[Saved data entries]

• • • • •

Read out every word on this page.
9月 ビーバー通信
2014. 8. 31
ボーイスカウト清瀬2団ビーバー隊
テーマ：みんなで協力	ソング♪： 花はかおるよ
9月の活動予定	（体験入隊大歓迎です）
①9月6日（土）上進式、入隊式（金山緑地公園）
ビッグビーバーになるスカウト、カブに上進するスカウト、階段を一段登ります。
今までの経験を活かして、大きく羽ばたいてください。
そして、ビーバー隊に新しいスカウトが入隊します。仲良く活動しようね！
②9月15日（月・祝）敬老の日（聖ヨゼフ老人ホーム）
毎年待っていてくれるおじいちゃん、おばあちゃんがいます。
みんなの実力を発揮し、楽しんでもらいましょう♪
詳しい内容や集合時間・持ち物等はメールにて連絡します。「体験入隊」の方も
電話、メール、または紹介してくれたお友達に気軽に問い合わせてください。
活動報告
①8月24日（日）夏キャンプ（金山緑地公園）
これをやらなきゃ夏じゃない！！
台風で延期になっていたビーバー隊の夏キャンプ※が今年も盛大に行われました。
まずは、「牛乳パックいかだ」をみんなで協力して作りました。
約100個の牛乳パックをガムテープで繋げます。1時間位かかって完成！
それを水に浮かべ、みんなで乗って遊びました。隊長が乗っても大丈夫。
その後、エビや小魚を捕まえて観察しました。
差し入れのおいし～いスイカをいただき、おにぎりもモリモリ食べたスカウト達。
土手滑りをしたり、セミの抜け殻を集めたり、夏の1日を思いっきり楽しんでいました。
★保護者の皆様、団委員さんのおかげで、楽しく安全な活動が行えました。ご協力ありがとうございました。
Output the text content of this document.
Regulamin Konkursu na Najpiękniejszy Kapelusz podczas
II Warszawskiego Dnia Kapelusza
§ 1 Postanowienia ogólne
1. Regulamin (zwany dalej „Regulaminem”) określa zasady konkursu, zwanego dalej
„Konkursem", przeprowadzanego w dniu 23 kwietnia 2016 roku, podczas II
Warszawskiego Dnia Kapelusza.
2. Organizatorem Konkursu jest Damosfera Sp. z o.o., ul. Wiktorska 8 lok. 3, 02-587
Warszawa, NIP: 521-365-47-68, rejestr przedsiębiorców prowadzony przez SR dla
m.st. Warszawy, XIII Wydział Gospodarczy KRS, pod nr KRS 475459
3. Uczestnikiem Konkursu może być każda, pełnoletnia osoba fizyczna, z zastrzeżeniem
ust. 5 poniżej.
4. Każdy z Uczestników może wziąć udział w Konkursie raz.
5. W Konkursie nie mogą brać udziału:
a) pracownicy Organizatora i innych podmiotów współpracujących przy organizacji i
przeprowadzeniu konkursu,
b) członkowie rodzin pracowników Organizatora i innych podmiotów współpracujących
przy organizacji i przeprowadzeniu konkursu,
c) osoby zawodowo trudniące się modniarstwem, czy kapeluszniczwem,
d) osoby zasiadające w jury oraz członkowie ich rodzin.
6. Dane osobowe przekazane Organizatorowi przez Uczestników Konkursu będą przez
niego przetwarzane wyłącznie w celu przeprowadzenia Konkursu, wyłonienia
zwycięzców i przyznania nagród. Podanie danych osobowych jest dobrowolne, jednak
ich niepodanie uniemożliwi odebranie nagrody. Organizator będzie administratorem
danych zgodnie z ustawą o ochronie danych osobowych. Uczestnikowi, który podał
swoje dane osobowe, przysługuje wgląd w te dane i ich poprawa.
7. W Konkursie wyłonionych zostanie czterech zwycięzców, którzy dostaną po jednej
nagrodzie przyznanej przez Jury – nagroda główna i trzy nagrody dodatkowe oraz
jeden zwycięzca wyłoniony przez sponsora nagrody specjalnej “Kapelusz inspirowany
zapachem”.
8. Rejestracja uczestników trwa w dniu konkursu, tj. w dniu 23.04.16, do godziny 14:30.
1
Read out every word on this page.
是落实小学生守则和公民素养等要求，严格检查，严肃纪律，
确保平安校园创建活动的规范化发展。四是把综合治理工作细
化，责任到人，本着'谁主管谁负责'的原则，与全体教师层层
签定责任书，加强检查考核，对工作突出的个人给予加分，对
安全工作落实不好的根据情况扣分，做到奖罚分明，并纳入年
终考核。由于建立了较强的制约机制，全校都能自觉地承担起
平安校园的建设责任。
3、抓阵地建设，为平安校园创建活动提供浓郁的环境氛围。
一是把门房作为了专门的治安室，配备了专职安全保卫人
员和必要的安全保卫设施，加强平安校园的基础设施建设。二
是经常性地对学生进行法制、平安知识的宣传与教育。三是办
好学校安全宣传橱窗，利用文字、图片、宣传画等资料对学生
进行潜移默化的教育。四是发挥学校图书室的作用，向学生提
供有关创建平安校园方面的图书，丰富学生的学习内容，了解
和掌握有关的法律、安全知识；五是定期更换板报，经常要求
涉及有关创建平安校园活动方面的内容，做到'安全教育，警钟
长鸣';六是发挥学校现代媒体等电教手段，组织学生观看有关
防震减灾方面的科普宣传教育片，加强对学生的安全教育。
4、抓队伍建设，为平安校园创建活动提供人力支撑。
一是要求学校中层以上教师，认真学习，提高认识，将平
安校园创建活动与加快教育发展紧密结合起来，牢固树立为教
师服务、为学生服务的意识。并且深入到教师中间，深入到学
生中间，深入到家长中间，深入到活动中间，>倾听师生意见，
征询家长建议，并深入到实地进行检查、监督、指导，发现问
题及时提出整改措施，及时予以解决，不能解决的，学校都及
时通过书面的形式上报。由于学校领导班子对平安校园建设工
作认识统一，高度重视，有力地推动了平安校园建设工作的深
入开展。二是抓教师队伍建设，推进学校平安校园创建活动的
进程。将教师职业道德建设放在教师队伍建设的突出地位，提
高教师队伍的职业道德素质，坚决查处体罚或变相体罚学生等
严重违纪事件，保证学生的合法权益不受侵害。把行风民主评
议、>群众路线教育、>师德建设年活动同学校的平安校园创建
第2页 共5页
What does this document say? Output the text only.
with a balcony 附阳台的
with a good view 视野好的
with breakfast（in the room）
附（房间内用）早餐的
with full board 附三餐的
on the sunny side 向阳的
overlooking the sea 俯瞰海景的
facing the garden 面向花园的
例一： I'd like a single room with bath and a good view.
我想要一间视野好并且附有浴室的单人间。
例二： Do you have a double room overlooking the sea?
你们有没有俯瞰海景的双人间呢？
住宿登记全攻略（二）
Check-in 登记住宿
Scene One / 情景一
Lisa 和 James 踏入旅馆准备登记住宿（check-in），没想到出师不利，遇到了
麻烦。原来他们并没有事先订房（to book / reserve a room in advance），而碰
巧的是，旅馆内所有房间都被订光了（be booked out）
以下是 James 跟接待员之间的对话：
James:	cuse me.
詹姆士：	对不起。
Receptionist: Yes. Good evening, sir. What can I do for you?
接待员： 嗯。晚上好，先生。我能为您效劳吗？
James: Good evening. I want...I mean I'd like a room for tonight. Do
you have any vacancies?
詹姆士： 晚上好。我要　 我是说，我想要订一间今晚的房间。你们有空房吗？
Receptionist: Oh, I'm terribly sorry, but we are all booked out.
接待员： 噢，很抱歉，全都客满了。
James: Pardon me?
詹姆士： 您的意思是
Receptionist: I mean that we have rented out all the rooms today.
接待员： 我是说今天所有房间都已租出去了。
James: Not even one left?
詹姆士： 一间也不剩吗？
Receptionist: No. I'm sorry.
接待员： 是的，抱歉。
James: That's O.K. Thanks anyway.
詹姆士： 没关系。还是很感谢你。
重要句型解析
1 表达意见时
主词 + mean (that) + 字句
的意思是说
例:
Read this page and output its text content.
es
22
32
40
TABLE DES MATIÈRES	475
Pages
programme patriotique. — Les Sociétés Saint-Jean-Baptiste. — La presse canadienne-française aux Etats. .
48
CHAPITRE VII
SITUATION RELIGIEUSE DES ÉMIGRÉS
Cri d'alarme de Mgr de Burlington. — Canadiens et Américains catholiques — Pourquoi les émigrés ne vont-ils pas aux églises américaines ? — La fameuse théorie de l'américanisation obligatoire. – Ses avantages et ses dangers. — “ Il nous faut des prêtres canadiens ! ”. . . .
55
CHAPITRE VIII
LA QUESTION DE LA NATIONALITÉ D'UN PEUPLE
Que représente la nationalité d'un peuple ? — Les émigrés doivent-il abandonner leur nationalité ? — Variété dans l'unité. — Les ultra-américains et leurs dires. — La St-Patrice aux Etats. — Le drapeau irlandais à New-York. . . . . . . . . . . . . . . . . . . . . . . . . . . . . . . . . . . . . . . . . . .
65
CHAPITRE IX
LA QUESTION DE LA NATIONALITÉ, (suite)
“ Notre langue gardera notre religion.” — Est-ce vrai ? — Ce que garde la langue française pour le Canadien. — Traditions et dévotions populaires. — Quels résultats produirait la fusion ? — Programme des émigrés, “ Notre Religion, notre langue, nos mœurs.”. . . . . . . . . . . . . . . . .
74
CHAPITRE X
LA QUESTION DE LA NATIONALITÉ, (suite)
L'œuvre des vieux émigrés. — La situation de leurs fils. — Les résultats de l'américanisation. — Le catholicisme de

• • • • •

### WORK TO BE COMPLETED
Check each line of the records for the word "have" and extract those that contain it.

### EXPECTED ANSWER
例二： Do you have a double room overlooking the sea?
you have any vacancies?
Receptionist: I mean that we have rented out all the rooms today.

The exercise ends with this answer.